= DATASET EXTRACT =
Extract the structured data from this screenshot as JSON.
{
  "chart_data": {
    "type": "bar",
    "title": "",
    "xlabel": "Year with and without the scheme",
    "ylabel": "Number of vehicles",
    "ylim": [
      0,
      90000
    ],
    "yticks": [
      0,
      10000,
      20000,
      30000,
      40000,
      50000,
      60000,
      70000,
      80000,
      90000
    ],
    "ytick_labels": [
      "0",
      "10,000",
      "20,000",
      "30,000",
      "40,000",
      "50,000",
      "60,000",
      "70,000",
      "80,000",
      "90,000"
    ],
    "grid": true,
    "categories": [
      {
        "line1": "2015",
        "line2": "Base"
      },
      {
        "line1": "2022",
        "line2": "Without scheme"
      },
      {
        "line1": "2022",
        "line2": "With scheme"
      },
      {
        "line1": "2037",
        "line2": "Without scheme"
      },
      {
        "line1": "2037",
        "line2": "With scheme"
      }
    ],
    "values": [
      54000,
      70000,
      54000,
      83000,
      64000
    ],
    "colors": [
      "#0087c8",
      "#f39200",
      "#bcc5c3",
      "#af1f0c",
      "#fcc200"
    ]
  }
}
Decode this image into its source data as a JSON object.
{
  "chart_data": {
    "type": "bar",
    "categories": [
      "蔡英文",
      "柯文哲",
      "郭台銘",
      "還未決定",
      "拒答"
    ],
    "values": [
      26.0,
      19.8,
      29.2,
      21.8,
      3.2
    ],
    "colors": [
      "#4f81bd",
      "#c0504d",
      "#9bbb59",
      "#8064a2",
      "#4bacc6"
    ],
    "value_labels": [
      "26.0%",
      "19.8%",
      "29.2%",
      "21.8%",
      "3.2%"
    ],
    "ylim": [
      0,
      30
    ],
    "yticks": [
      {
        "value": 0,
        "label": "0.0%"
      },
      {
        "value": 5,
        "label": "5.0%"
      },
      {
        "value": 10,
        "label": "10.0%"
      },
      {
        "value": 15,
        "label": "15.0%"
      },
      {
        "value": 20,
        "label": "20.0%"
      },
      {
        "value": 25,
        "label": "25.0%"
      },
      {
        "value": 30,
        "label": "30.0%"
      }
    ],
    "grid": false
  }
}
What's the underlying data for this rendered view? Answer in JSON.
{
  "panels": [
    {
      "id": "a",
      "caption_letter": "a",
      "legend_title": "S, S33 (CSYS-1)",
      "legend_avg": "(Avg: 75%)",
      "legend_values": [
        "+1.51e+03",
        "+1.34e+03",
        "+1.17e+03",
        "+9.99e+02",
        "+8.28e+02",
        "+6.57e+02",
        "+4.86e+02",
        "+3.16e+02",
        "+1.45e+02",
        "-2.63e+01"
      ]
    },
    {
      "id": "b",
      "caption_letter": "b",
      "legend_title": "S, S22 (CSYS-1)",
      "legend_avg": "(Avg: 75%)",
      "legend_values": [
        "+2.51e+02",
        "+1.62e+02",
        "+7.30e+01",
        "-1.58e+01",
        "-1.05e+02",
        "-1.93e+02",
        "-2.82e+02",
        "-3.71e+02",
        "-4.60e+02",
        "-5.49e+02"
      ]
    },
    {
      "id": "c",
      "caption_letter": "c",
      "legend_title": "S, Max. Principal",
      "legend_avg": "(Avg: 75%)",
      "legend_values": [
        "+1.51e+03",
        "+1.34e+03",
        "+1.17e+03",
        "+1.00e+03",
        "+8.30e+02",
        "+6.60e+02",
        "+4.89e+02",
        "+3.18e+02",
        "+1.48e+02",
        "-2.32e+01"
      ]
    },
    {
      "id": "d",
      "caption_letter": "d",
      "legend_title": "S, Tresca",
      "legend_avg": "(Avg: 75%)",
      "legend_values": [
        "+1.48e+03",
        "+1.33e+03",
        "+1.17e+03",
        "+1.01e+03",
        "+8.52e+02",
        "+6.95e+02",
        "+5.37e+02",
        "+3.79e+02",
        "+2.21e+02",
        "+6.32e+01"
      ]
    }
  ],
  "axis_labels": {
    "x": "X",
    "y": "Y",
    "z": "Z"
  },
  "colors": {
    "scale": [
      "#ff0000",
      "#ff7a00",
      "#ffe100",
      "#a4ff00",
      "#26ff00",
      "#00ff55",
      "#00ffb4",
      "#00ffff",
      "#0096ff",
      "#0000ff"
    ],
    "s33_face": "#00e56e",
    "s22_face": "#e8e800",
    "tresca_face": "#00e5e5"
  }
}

= STATED EXERCISE =
Reproduce each line of the entries in which the word "JSON" is found.

= FINISHED TASK =
Extract the structured data from this screenshot as JSON.
Decode this image into its source data as a JSON object.
What's the underlying data for this rendered view? Answer in JSON.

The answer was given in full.